→ **Work to complete**
Can you update the data below, from the line containing "data-point — [137, 189, 142, 194]" through the line containing "data-point — [54, 403, 58, 408]", so that "data-point" becomes "marker" and nothing else changes? Return only those lines.

→ **Record extracts**
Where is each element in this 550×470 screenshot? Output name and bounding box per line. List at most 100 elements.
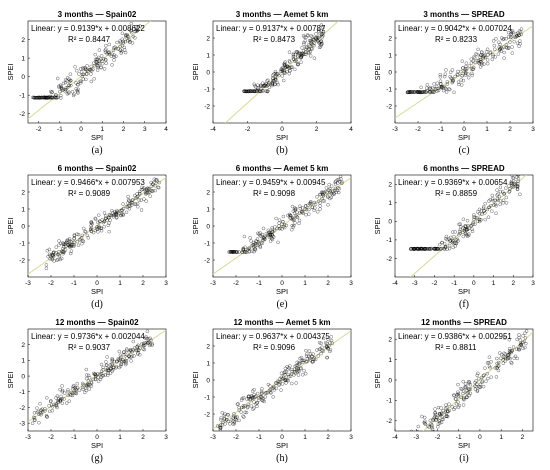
data-point — [137, 189, 142, 194]
data-point — [420, 414, 424, 419]
data-point — [150, 343, 154, 347]
data-point — [509, 30, 514, 34]
data-point — [107, 52, 112, 57]
data-point — [447, 402, 451, 406]
data-point — [96, 61, 100, 66]
data-point — [457, 229, 462, 234]
data-point — [239, 398, 244, 402]
data-point — [450, 80, 454, 85]
data-point — [84, 388, 89, 393]
data-point — [302, 358, 306, 362]
data-point — [37, 95, 42, 100]
data-point — [260, 398, 264, 402]
data-point — [57, 84, 61, 88]
data-point — [488, 50, 493, 54]
data-point — [54, 403, 58, 408]
data-point — [312, 356, 316, 360]
data-point — [122, 350, 126, 354]
data-point — [55, 394, 60, 398]
data-point — [480, 50, 484, 54]
data-point — [156, 185, 160, 190]
panel-label: (g) — [91, 453, 103, 464]
data-point — [428, 418, 432, 423]
data-point — [66, 243, 70, 247]
data-point — [321, 194, 326, 198]
data-point — [518, 338, 522, 342]
data-point — [495, 366, 499, 370]
data-point — [304, 52, 308, 57]
data-point — [423, 419, 427, 423]
data-point — [329, 335, 333, 339]
data-point — [461, 78, 466, 83]
data-point — [336, 181, 340, 185]
data-point — [315, 195, 319, 199]
data-point — [509, 360, 513, 365]
panel-title: 12 months — Spain02 — [55, 318, 139, 327]
data-point — [424, 86, 429, 90]
x-tick-label: 2 — [521, 434, 525, 441]
data-point — [141, 187, 145, 191]
data-point — [504, 37, 508, 41]
data-point — [261, 226, 266, 231]
y-tick-label: -1 — [204, 240, 210, 247]
data-point — [452, 407, 456, 412]
data-point — [473, 222, 477, 227]
data-point — [253, 241, 258, 246]
data-point — [51, 253, 55, 258]
data-point — [412, 247, 416, 251]
y-tick-label: 0 — [388, 219, 392, 226]
data-point — [320, 348, 324, 353]
data-point — [468, 387, 473, 391]
data-point — [93, 57, 98, 62]
x-tick-label: 3 — [164, 434, 168, 441]
data-point — [447, 237, 451, 241]
x-tick-label: 2 — [511, 280, 515, 287]
data-point — [99, 54, 104, 58]
data-point — [131, 339, 136, 344]
data-point — [75, 88, 79, 93]
data-point — [77, 388, 82, 392]
data-point — [247, 250, 251, 254]
data-point — [80, 385, 85, 390]
data-point — [142, 186, 146, 190]
x-tick-label: -4 — [392, 434, 398, 441]
data-point — [422, 432, 425, 435]
data-point — [258, 231, 262, 235]
data-point — [456, 393, 460, 397]
data-point — [494, 37, 498, 41]
data-point — [142, 187, 147, 192]
data-point — [135, 348, 140, 352]
data-point — [267, 235, 272, 239]
data-point — [95, 68, 100, 72]
data-point — [412, 444, 415, 447]
data-point — [239, 410, 243, 414]
data-point — [296, 373, 301, 377]
data-point — [141, 343, 146, 347]
data-point — [112, 359, 117, 364]
data-point — [81, 66, 85, 71]
y-tick-label: -1 — [19, 92, 25, 99]
data-point — [447, 243, 452, 248]
data-point — [142, 347, 147, 352]
data-point — [510, 361, 514, 365]
data-point — [451, 245, 455, 250]
data-point — [60, 250, 65, 254]
data-point — [136, 204, 140, 209]
data-point — [484, 379, 488, 383]
data-point — [295, 215, 300, 220]
data-point — [112, 55, 116, 59]
data-point — [422, 90, 426, 94]
data-point — [101, 365, 105, 370]
y-tick-label: 0 — [206, 69, 210, 76]
data-point — [505, 46, 509, 50]
data-point — [103, 216, 108, 221]
data-point — [293, 364, 297, 368]
data-point — [463, 385, 467, 389]
data-point — [56, 257, 60, 262]
y-axis-label: SPEI — [6, 371, 15, 388]
data-point — [58, 399, 63, 403]
fit-line — [395, 25, 533, 119]
data-point — [309, 201, 313, 206]
x-tick-label: 1 — [499, 434, 503, 441]
data-point — [444, 68, 448, 72]
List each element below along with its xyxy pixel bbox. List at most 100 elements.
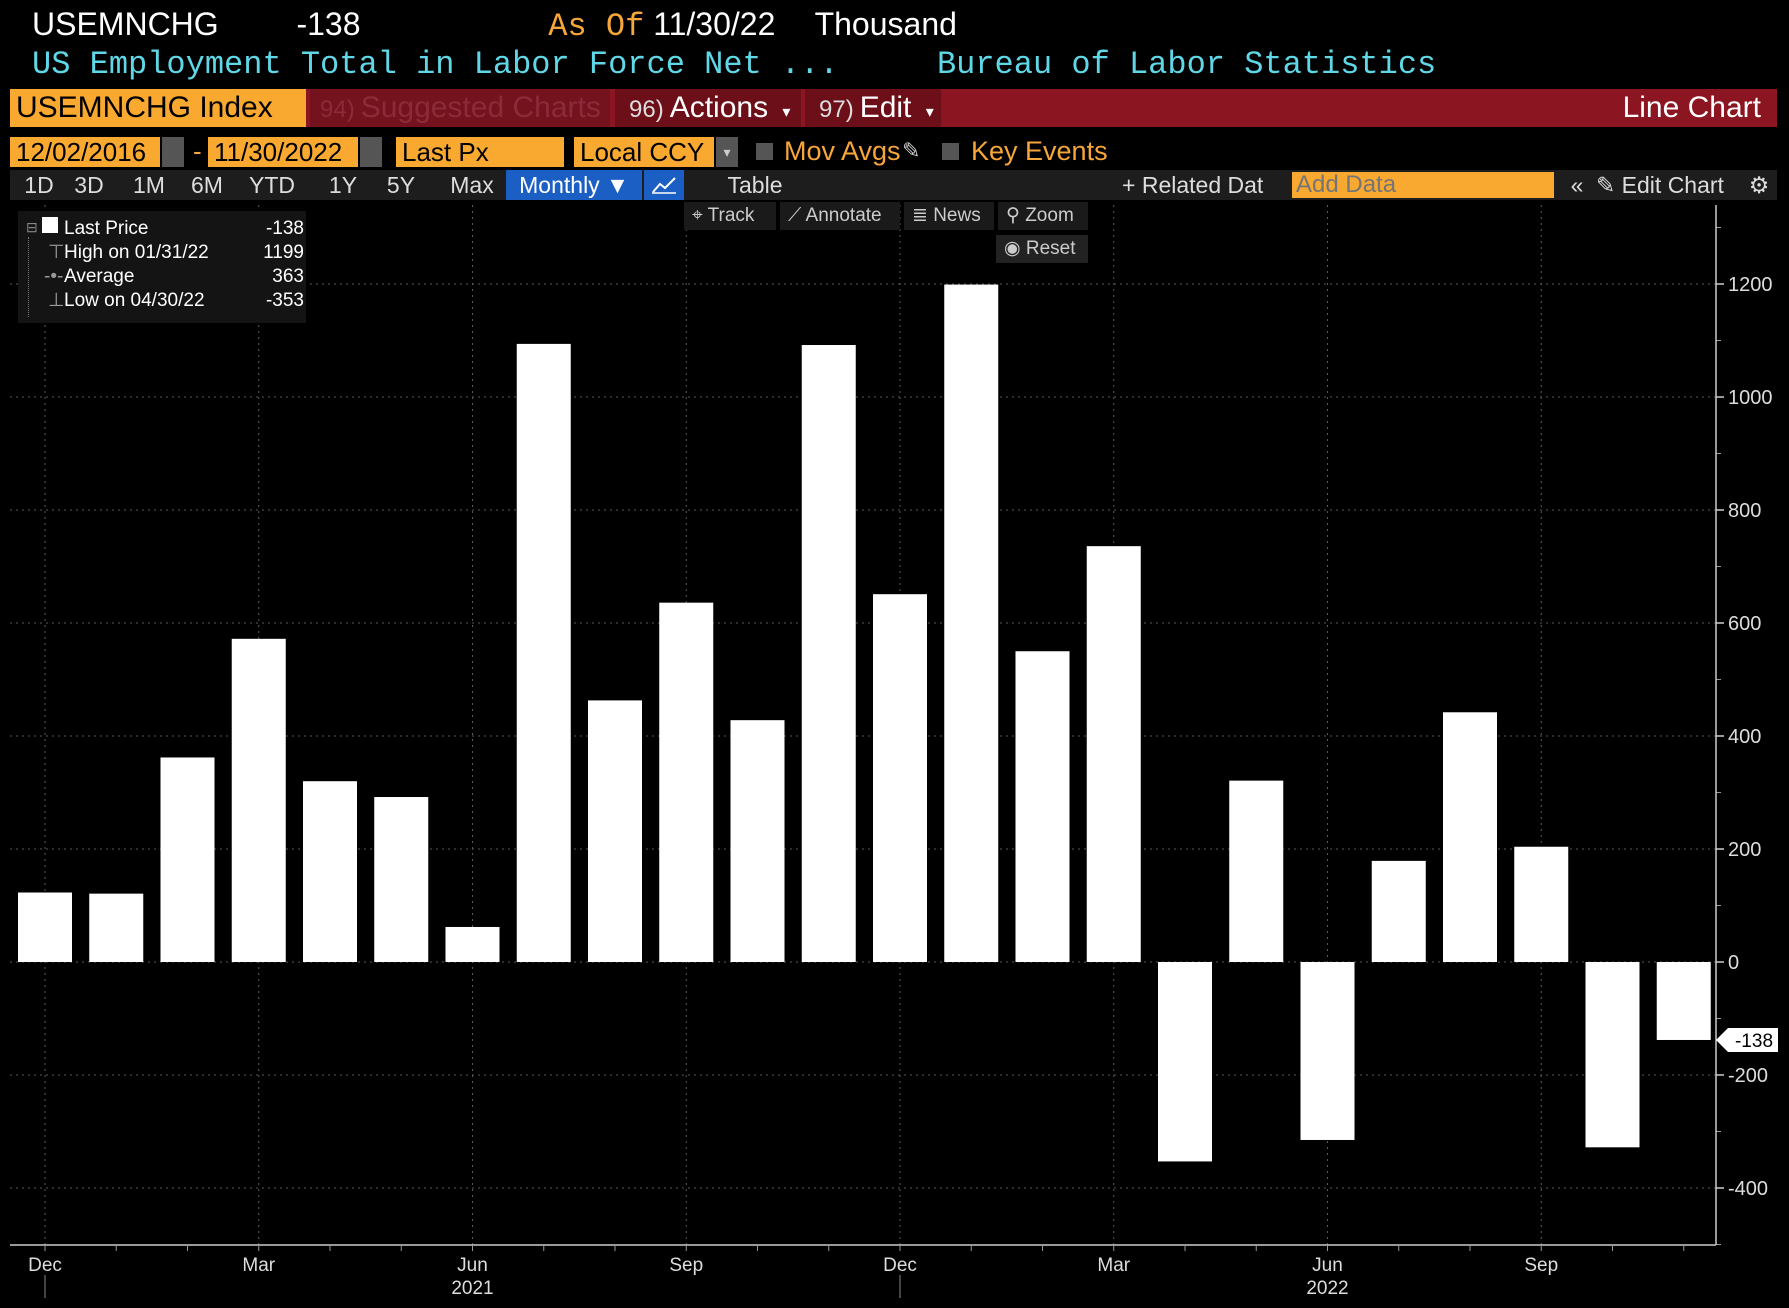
edit-chart-button[interactable]: ✎ Edit Chart — [1596, 170, 1736, 200]
reset-icon: ◉ — [1004, 238, 1021, 259]
legend-last-value: -138 — [265, 218, 304, 239]
legend-high-label: High on 01/31/22 — [64, 242, 209, 263]
ticker-symbol: USEMNCHG — [32, 6, 219, 42]
x-tick-label: Mar — [242, 1255, 275, 1276]
bar — [1656, 962, 1711, 1040]
key-events-checkbox[interactable] — [942, 143, 959, 160]
series-description: US Employment Total in Labor Force Net .… — [32, 46, 839, 83]
crosshair-icon: ⌖ — [692, 205, 703, 226]
security-field[interactable]: USEMNCHG Index — [10, 89, 306, 127]
bar-series — [18, 284, 1711, 1162]
table-button[interactable]: Table — [727, 172, 783, 198]
annotate-icon: ⟋ — [788, 205, 802, 226]
range-toolbar: 1D 3D 1M 6M YTD 1Y 5Y Max Monthly ▼ Tabl… — [10, 170, 1777, 200]
news-label: News — [933, 205, 981, 226]
bar — [1158, 962, 1212, 1162]
bar — [1443, 712, 1497, 962]
range-1m[interactable]: 1M — [133, 172, 165, 198]
gear-icon[interactable]: ⚙ — [1748, 172, 1770, 198]
range-6m[interactable]: 6M — [191, 172, 223, 198]
y-tick-label: 1000 — [1728, 387, 1773, 409]
calendar-icon[interactable] — [162, 137, 184, 167]
y-tick-label: 800 — [1728, 500, 1761, 522]
range-ytd[interactable]: YTD — [249, 172, 295, 198]
x-tick-label: Mar — [1097, 1255, 1130, 1276]
year-label: 2022 — [1306, 1278, 1348, 1299]
related-data-button[interactable]: + Related Dat — [1122, 170, 1282, 200]
bar — [944, 284, 999, 962]
actions-label: Actions — [669, 91, 769, 124]
bar — [588, 700, 642, 962]
bar — [516, 343, 571, 962]
key-events-label: Key Events — [971, 136, 1108, 166]
track-label: Track — [707, 205, 755, 226]
bar — [1514, 846, 1569, 962]
chart-type-label: Line Chart — [1622, 91, 1761, 124]
x-tick-label: Sep — [1524, 1255, 1558, 1276]
related-data-label: Related Dat — [1141, 172, 1264, 198]
collapse-icon[interactable]: « — [1570, 172, 1584, 198]
zoom-button[interactable]: ⚲ Zoom — [998, 202, 1088, 230]
legend: ⊟ Last Price -138 ⊤ High on 01/31/22 119… — [18, 211, 306, 323]
bar — [89, 893, 144, 962]
pencil-icon: ✎ — [1596, 172, 1616, 198]
legend-high-value: 1199 — [263, 242, 304, 263]
legend-avg-label: Average — [64, 266, 135, 287]
bar — [303, 781, 357, 962]
mov-avgs-label: Mov Avgs — [784, 136, 901, 166]
mov-avgs-checkbox[interactable] — [756, 143, 773, 160]
legend-avg-value: 363 — [272, 266, 304, 287]
track-button[interactable]: ⌖ Track — [684, 202, 776, 230]
add-data-input[interactable] — [1292, 172, 1554, 198]
reset-label: Reset — [1025, 238, 1076, 259]
triangle-down-icon: ▼ — [606, 172, 629, 198]
last-value-label: -138 — [1735, 1031, 1773, 1052]
chevron-down-icon: ▾ — [925, 104, 934, 121]
x-tick-label: Jun — [1312, 1255, 1343, 1276]
suggested-charts-button[interactable]: 94) Suggested Charts — [310, 89, 610, 127]
pencil-icon[interactable]: ✎ — [902, 138, 921, 163]
x-tick-label: Dec — [883, 1255, 917, 1276]
data-source: Bureau of Labor Statistics — [936, 46, 1437, 83]
edit-menu-button[interactable]: 97) Edit ▾ — [805, 89, 941, 127]
range-1y[interactable]: 1Y — [328, 172, 358, 198]
year-label: 2021 — [451, 1278, 493, 1299]
end-date-field[interactable]: 11/30/2022 — [208, 137, 358, 167]
series-swatch — [42, 217, 58, 233]
range-1d[interactable]: 1D — [24, 172, 54, 198]
suggested-num: 94) — [320, 96, 355, 123]
collapse-box-icon[interactable]: ⊟ — [26, 219, 38, 235]
annotate-button[interactable]: ⟋ Annotate — [780, 202, 900, 230]
y-tick-label: 400 — [1728, 726, 1761, 748]
edit-label: Edit — [859, 91, 912, 124]
actions-menu-button[interactable]: 96) Actions ▾ — [615, 89, 801, 127]
x-tick-label: Sep — [669, 1255, 703, 1276]
plus-icon: + — [1122, 172, 1136, 198]
legend-low: ⊥ Low on 04/30/22 -353 — [48, 289, 314, 313]
header-line: USEMNCHG -138 As Of 11/30/22 Thousand — [32, 6, 957, 45]
range-3d[interactable]: 3D — [74, 172, 104, 198]
edit-chart-label: Edit Chart — [1621, 172, 1724, 198]
as-of-date: 11/30/22 — [653, 6, 776, 42]
annotate-label: Annotate — [805, 205, 882, 226]
calendar-icon[interactable] — [360, 137, 382, 167]
reset-button[interactable]: ◉ Reset — [996, 235, 1088, 263]
periodicity-select[interactable]: Monthly ▼ — [506, 170, 642, 200]
bar — [1015, 651, 1070, 962]
range-max[interactable]: Max — [450, 172, 494, 198]
line-chart-icon[interactable] — [644, 170, 684, 200]
range-5y[interactable]: 5Y — [386, 172, 416, 198]
news-button[interactable]: ≣ News — [904, 202, 994, 230]
bar — [18, 892, 72, 962]
y-tick-label: 200 — [1728, 839, 1761, 861]
y-tick-label: 1200 — [1728, 274, 1773, 296]
bar — [801, 345, 856, 962]
chevron-down-icon[interactable]: ▾ — [716, 137, 738, 167]
legend-high: ⊤ High on 01/31/22 1199 — [48, 241, 314, 265]
y-tick-label: -400 — [1728, 1178, 1768, 1200]
price-field-select[interactable]: Last Px — [396, 137, 564, 167]
start-date-field[interactable]: 12/02/2016 — [10, 137, 160, 167]
units-label: Thousand — [814, 6, 957, 42]
currency-select[interactable]: Local CCY — [574, 137, 714, 167]
bar — [160, 757, 215, 962]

→ **Result below**
marker — [137, 189, 142, 194]
marker — [420, 414, 424, 419]
marker — [150, 343, 154, 347]
marker — [509, 30, 514, 34]
marker — [107, 52, 112, 57]
marker — [447, 402, 451, 406]
marker — [96, 61, 100, 66]
marker — [457, 229, 462, 234]
marker — [239, 398, 244, 402]
marker — [450, 80, 454, 85]
marker — [84, 388, 89, 393]
marker — [302, 358, 306, 362]
marker — [37, 95, 42, 100]
marker — [260, 398, 264, 402]
marker — [57, 84, 61, 88]
marker — [488, 50, 493, 54]
marker — [54, 403, 58, 408]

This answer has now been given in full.